**Instructions for the task**:
The entries below should be given again exactly, minus their pictures.

[Source records]
====
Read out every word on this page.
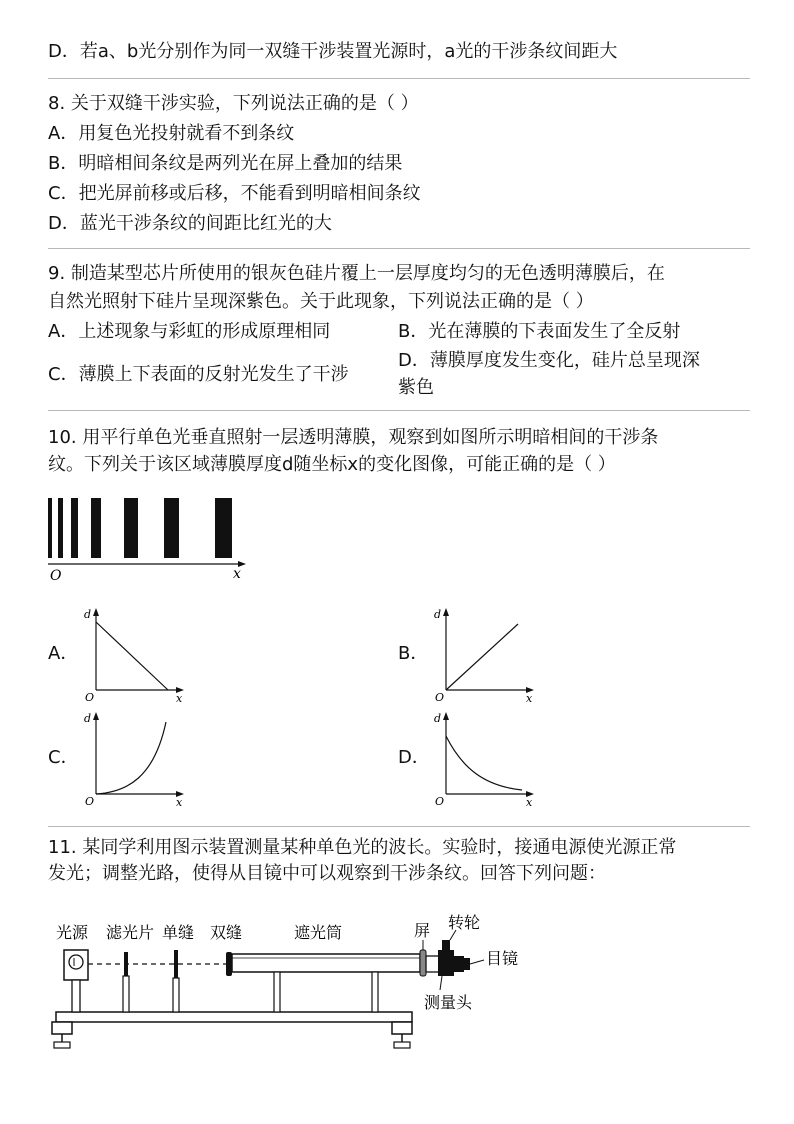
D．若a、b光分别作为同一双缝干涉装置光源时，a光的干涉条纹间距大
8. 关于双缝干涉实验，下列说法正确的是（ ）
A．用复色光投射就看不到条纹
B．明暗相间条纹是两列光在屏上叠加的结果
C．把光屏前移或后移，不能看到明暗相间条纹
D．蓝光干涉条纹的间距比红光的大
9. 制造某型芯片所使用的银灰色硅片覆上一层厚度均匀的无色透明薄膜后，在
自然光照射下硅片呈现深紫色。关于此现象，下列说法正确的是（ ）
A．上述现象与彩虹的形成原理相同	B．光在薄膜的下表面发生了全反射
C．薄膜上下表面的反射光发生了干涉
D．薄膜厚度发生变化，硅片总呈现深
紫色
10. 用平行单色光垂直照射一层透明薄膜，观察到如图所示明暗相间的干涉条
纹。下列关于该区域薄膜厚度d随坐标x的变化图像，可能正确的是（ ）
O	x
A．
d
O	x
B．
d
O	x
C．
d
O	x
D．
d
O	x
11. 某同学利用图示装置测量某种单色光的波长。实验时，接通电源使光源正常
发光；调整光路，使得从目镜中可以观察到干涉条纹。回答下列问题：
光源 滤光片 单缝 双缝	遮光筒	屏 转轮
目镜
测量头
====
**Reply to the task**:
Read out every word on this page.
D．若a、b光分别作为同一双缝干涉装置光源时，a光的干涉条纹间距大
8. 关于双缝干涉实验，下列说法正确的是（ ）
A．用复色光投射就看不到条纹
B．明暗相间条纹是两列光在屏上叠加的结果
C．把光屏前移或后移，不能看到明暗相间条纹
D．蓝光干涉条纹的间距比红光的大
9. 制造某型芯片所使用的银灰色硅片覆上一层厚度均匀的无色透明薄膜后，在
自然光照射下硅片呈现深紫色。关于此现象，下列说法正确的是（ ）
A．上述现象与彩虹的形成原理相同	B．光在薄膜的下表面发生了全反射
C．薄膜上下表面的反射光发生了干涉
D．薄膜厚度发生变化，硅片总呈现深
紫色
10. 用平行单色光垂直照射一层透明薄膜，观察到如图所示明暗相间的干涉条
纹。下列关于该区域薄膜厚度d随坐标x的变化图像，可能正确的是（ ）
O	x
A．
d
O	x
B．
d
O	x
C．
d
O	x
D．
d
O	x
11. 某同学利用图示装置测量某种单色光的波长。实验时，接通电源使光源正常
发光；调整光路，使得从目镜中可以观察到干涉条纹。回答下列问题：
光源 滤光片 单缝 双缝	遮光筒	屏 转轮
目镜
测量头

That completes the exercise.